Exercise details ->
Retype the listing that follows, exactly as written.

Extracted data entries
** Start **

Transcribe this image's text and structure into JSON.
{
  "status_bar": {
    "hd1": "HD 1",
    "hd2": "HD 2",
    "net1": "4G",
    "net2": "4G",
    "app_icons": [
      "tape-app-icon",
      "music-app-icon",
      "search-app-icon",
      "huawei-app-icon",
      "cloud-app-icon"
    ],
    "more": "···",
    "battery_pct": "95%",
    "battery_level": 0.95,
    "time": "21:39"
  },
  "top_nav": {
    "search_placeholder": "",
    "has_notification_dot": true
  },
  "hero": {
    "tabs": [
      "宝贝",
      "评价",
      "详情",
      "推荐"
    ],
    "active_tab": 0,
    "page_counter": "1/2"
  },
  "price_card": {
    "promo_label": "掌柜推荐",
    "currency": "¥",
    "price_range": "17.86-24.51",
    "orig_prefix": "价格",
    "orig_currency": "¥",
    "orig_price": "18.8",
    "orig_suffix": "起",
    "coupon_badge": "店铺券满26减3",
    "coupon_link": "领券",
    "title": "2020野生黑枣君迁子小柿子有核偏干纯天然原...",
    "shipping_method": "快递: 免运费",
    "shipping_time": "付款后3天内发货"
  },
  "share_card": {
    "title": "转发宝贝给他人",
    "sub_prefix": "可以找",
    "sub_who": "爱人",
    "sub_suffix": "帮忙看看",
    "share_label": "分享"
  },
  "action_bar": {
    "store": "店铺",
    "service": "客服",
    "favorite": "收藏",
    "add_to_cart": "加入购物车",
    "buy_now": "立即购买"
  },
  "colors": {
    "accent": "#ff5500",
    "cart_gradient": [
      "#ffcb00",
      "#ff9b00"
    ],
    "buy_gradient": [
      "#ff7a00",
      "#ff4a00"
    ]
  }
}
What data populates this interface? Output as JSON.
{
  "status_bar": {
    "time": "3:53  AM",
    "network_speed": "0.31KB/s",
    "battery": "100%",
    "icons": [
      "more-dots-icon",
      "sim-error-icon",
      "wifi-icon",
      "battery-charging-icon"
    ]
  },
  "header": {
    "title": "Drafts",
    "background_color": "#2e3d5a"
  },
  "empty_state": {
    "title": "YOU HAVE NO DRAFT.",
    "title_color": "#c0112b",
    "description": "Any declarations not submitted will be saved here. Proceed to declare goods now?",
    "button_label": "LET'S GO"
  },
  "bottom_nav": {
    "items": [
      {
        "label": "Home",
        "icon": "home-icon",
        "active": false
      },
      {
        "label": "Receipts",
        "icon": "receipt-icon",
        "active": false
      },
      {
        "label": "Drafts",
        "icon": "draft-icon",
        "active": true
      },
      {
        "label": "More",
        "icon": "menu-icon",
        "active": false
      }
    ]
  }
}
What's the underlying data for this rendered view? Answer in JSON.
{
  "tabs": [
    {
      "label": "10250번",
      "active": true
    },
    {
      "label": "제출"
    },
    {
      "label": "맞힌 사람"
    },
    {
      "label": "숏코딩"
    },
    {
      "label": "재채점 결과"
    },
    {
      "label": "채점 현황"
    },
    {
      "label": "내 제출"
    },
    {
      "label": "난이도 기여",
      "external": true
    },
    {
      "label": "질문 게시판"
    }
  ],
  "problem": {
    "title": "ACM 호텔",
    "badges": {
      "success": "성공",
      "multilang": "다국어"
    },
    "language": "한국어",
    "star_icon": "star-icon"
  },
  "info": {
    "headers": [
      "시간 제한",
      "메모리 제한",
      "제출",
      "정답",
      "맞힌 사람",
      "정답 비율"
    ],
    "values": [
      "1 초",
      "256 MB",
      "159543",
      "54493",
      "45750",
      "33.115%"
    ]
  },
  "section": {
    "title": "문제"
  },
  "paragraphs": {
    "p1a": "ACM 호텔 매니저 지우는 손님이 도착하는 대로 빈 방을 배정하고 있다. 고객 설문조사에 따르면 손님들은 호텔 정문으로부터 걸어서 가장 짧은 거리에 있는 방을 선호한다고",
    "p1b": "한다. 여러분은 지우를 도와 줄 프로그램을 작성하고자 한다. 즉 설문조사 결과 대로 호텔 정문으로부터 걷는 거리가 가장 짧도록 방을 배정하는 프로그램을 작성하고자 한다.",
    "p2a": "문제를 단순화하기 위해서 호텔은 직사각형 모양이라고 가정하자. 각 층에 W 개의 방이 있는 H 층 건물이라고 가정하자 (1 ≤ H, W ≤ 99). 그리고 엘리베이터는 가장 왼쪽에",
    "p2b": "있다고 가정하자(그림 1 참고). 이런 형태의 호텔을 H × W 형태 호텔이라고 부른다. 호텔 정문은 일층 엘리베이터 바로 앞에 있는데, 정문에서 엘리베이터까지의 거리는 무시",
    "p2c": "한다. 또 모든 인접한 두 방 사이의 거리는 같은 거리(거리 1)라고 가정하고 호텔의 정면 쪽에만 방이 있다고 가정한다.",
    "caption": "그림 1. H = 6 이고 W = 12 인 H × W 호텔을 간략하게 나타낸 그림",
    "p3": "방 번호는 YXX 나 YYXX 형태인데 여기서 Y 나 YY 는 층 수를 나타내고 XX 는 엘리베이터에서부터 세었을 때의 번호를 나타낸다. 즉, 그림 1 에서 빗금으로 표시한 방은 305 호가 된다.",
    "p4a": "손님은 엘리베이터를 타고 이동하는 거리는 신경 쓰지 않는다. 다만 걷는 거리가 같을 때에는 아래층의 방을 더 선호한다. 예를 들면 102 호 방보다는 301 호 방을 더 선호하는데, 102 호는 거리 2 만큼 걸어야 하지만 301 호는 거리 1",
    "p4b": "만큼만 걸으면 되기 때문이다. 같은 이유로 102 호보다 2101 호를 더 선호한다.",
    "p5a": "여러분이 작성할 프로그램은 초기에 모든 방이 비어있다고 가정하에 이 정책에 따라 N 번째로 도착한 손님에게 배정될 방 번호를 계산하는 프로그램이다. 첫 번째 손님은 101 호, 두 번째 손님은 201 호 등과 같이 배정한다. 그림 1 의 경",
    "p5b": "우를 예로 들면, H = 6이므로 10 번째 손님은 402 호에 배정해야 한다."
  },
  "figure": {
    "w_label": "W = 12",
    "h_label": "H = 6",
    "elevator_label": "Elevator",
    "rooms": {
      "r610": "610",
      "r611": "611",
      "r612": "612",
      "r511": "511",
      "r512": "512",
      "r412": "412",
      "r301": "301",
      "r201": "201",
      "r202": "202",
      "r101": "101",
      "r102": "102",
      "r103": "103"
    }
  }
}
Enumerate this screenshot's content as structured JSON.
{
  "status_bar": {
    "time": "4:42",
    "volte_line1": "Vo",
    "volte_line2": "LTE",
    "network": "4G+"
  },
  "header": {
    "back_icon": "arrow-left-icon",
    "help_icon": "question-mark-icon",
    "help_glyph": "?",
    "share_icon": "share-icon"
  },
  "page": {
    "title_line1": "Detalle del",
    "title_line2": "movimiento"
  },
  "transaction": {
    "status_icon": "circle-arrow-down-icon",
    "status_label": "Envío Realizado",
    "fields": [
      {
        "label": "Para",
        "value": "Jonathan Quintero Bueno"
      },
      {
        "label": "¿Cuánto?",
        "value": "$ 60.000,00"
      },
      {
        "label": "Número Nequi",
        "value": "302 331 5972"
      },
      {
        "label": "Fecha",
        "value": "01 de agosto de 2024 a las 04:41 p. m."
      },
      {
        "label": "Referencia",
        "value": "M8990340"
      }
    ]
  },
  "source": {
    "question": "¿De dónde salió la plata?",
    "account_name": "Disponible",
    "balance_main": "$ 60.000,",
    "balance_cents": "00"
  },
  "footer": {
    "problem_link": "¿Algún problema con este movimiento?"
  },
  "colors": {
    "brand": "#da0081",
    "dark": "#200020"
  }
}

** End **

Response ->
Transcribe this image's text and structure into JSON.
{
  "status_bar": {
    "hd1": "HD 1",
    "hd2": "HD 2",
    "net1": "4G",
    "net2": "4G",
    "app_icons": [
      "tape-app-icon",
      "music-app-icon",
      "search-app-icon",
      "huawei-app-icon",
      "cloud-app-icon"
    ],
    "more": "···",
    "battery_pct": "95%",
    "battery_level": 0.95,
    "time": "21:39"
  },
  "top_nav": {
    "search_placeholder": "",
    "has_notification_dot": true
  },
  "hero": {
    "tabs": [
      "宝贝",
      "评价",
      "详情",
      "推荐"
    ],
    "active_tab": 0,
    "page_counter": "1/2"
  },
  "price_card": {
    "promo_label": "掌柜推荐",
    "currency": "¥",
    "price_range": "17.86-24.51",
    "orig_prefix": "价格",
    "orig_currency": "¥",
    "orig_price": "18.8",
    "orig_suffix": "起",
    "coupon_badge": "店铺券满26减3",
    "coupon_link": "领券",
    "title": "2020野生黑枣君迁子小柿子有核偏干纯天然原...",
    "shipping_method": "快递: 免运费",
    "shipping_time": "付款后3天内发货"
  },
  "share_card": {
    "title": "转发宝贝给他人",
    "sub_prefix": "可以找",
    "sub_who": "爱人",
    "sub_suffix": "帮忙看看",
    "share_label": "分享"
  },
  "action_bar": {
    "store": "店铺",
    "service": "客服",
    "favorite": "收藏",
    "add_to_cart": "加入购物车",
    "buy_now": "立即购买"
  },
  "colors": {
    "accent": "#ff5500",
    "cart_gradient": [
      "#ffcb00",
      "#ff9b00"
    ],
    "buy_gradient": [
      "#ff7a00",
      "#ff4a00"
    ]
  }
}
What data populates this interface? Output as JSON.
{
  "status_bar": {
    "time": "3:53  AM",
    "network_speed": "0.31KB/s",
    "battery": "100%",
    "icons": [
      "more-dots-icon",
      "sim-error-icon",
      "wifi-icon",
      "battery-charging-icon"
    ]
  },
  "header": {
    "title": "Drafts",
    "background_color": "#2e3d5a"
  },
  "empty_state": {
    "title": "YOU HAVE NO DRAFT.",
    "title_color": "#c0112b",
    "description": "Any declarations not submitted will be saved here. Proceed to declare goods now?",
    "button_label": "LET'S GO"
  },
  "bottom_nav": {
    "items": [
      {
        "label": "Home",
        "icon": "home-icon",
        "active": false
      },
      {
        "label": "Receipts",
        "icon": "receipt-icon",
        "active": false
      },
      {
        "label": "Drafts",
        "icon": "draft-icon",
        "active": true
      },
      {
        "label": "More",
        "icon": "menu-icon",
        "active": false
      }
    ]
  }
}
What's the underlying data for this rendered view? Answer in JSON.
{
  "tabs": [
    {
      "label": "10250번",
      "active": true
    },
    {
      "label": "제출"
    },
    {
      "label": "맞힌 사람"
    },
    {
      "label": "숏코딩"
    },
    {
      "label": "재채점 결과"
    },
    {
      "label": "채점 현황"
    },
    {
      "label": "내 제출"
    },
    {
      "label": "난이도 기여",
      "external": true
    },
    {
      "label": "질문 게시판"
    }
  ],
  "problem": {
    "title": "ACM 호텔",
    "badges": {
      "success": "성공",
      "multilang": "다국어"
    },
    "language": "한국어",
    "star_icon": "star-icon"
  },
  "info": {
    "headers": [
      "시간 제한",
      "메모리 제한",
      "제출",
      "정답",
      "맞힌 사람",
      "정답 비율"
    ],
    "values": [
      "1 초",
      "256 MB",
      "159543",
      "54493",
      "45750",
      "33.115%"
    ]
  },
  "section": {
    "title": "문제"
  },
  "paragraphs": {
    "p1a": "ACM 호텔 매니저 지우는 손님이 도착하는 대로 빈 방을 배정하고 있다. 고객 설문조사에 따르면 손님들은 호텔 정문으로부터 걸어서 가장 짧은 거리에 있는 방을 선호한다고",
    "p1b": "한다. 여러분은 지우를 도와 줄 프로그램을 작성하고자 한다. 즉 설문조사 결과 대로 호텔 정문으로부터 걷는 거리가 가장 짧도록 방을 배정하는 프로그램을 작성하고자 한다.",
    "p2a": "문제를 단순화하기 위해서 호텔은 직사각형 모양이라고 가정하자. 각 층에 W 개의 방이 있는 H 층 건물이라고 가정하자 (1 ≤ H, W ≤ 99). 그리고 엘리베이터는 가장 왼쪽에",
    "p2b": "있다고 가정하자(그림 1 참고). 이런 형태의 호텔을 H × W 형태 호텔이라고 부른다. 호텔 정문은 일층 엘리베이터 바로 앞에 있는데, 정문에서 엘리베이터까지의 거리는 무시",
    "p2c": "한다. 또 모든 인접한 두 방 사이의 거리는 같은 거리(거리 1)라고 가정하고 호텔의 정면 쪽에만 방이 있다고 가정한다.",
    "caption": "그림 1. H = 6 이고 W = 12 인 H × W 호텔을 간략하게 나타낸 그림",
    "p3": "방 번호는 YXX 나 YYXX 형태인데 여기서 Y 나 YY 는 층 수를 나타내고 XX 는 엘리베이터에서부터 세었을 때의 번호를 나타낸다. 즉, 그림 1 에서 빗금으로 표시한 방은 305 호가 된다.",
    "p4a": "손님은 엘리베이터를 타고 이동하는 거리는 신경 쓰지 않는다. 다만 걷는 거리가 같을 때에는 아래층의 방을 더 선호한다. 예를 들면 102 호 방보다는 301 호 방을 더 선호하는데, 102 호는 거리 2 만큼 걸어야 하지만 301 호는 거리 1",
    "p4b": "만큼만 걸으면 되기 때문이다. 같은 이유로 102 호보다 2101 호를 더 선호한다.",
    "p5a": "여러분이 작성할 프로그램은 초기에 모든 방이 비어있다고 가정하에 이 정책에 따라 N 번째로 도착한 손님에게 배정될 방 번호를 계산하는 프로그램이다. 첫 번째 손님은 101 호, 두 번째 손님은 201 호 등과 같이 배정한다. 그림 1 의 경",
    "p5b": "우를 예로 들면, H = 6이므로 10 번째 손님은 402 호에 배정해야 한다."
  },
  "figure": {
    "w_label": "W = 12",
    "h_label": "H = 6",
    "elevator_label": "Elevator",
    "rooms": {
      "r610": "610",
      "r611": "611",
      "r612": "612",
      "r511": "511",
      "r512": "512",
      "r412": "412",
      "r301": "301",
      "r201": "201",
      "r202": "202",
      "r101": "101",
      "r102": "102",
      "r103": "103"
    }
  }
}
Enumerate this screenshot's content as structured JSON.
{
  "status_bar": {
    "time": "4:42",
    "volte_line1": "Vo",
    "volte_line2": "LTE",
    "network": "4G+"
  },
  "header": {
    "back_icon": "arrow-left-icon",
    "help_icon": "question-mark-icon",
    "help_glyph": "?",
    "share_icon": "share-icon"
  },
  "page": {
    "title_line1": "Detalle del",
    "title_line2": "movimiento"
  },
  "transaction": {
    "status_icon": "circle-arrow-down-icon",
    "status_label": "Envío Realizado",
    "fields": [
      {
        "label": "Para",
        "value": "Jonathan Quintero Bueno"
      },
      {
        "label": "¿Cuánto?",
        "value": "$ 60.000,00"
      },
      {
        "label": "Número Nequi",
        "value": "302 331 5972"
      },
      {
        "label": "Fecha",
        "value": "01 de agosto de 2024 a las 04:41 p. m."
      },
      {
        "label": "Referencia",
        "value": "M8990340"
      }
    ]
  },
  "source": {
    "question": "¿De dónde salió la plata?",
    "account_name": "Disponible",
    "balance_main": "$ 60.000,",
    "balance_cents": "00"
  },
  "footer": {
    "problem_link": "¿Algún problema con este movimiento?"
  },
  "colors": {
    "brand": "#da0081",
    "dark": "#200020"
  }
}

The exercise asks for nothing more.